WORKING DATA:
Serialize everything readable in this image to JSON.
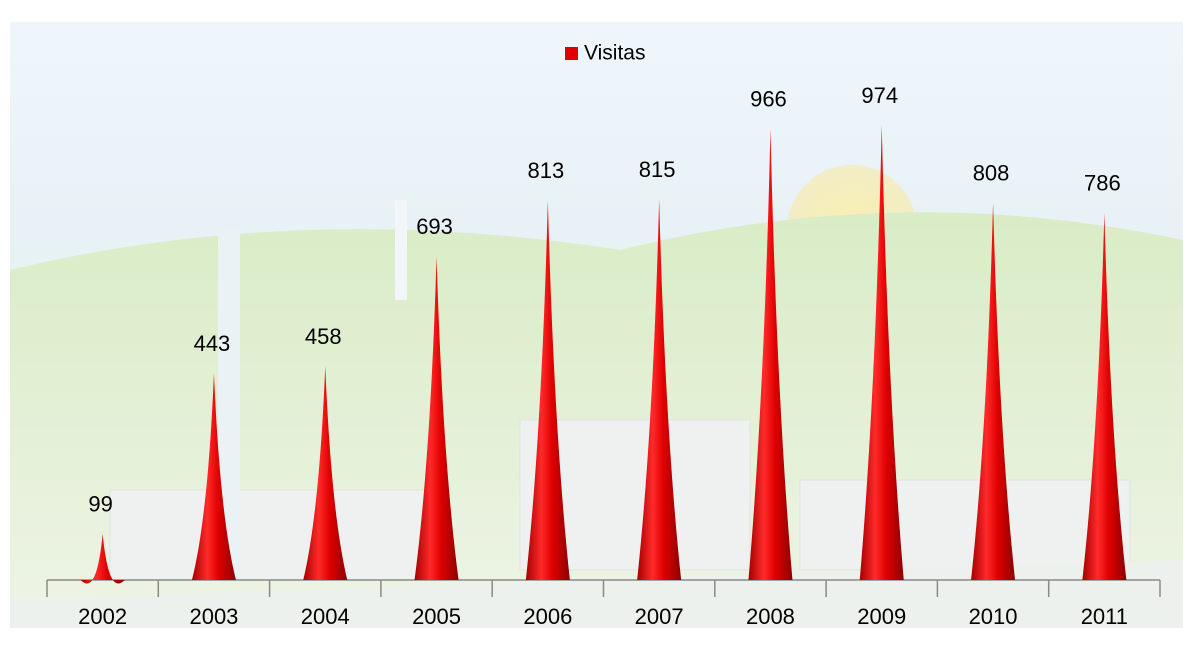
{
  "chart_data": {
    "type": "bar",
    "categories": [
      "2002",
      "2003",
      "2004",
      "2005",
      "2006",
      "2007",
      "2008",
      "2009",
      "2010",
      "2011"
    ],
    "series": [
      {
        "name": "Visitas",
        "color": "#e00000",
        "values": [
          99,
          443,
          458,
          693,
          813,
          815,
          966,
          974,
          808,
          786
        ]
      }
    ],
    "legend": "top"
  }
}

EXERCISE BRIEF:
Print all entries exactly. The images do not belong in the copy.

EXERCISE OUTPUT:
Serialize everything readable in this image to JSON.
{
  "chart_data": {
    "type": "bar",
    "categories": [
      "2002",
      "2003",
      "2004",
      "2005",
      "2006",
      "2007",
      "2008",
      "2009",
      "2010",
      "2011"
    ],
    "series": [
      {
        "name": "Visitas",
        "color": "#e00000",
        "values": [
          99,
          443,
          458,
          693,
          813,
          815,
          966,
          974,
          808,
          786
        ]
      }
    ],
    "legend": "top"
  }
}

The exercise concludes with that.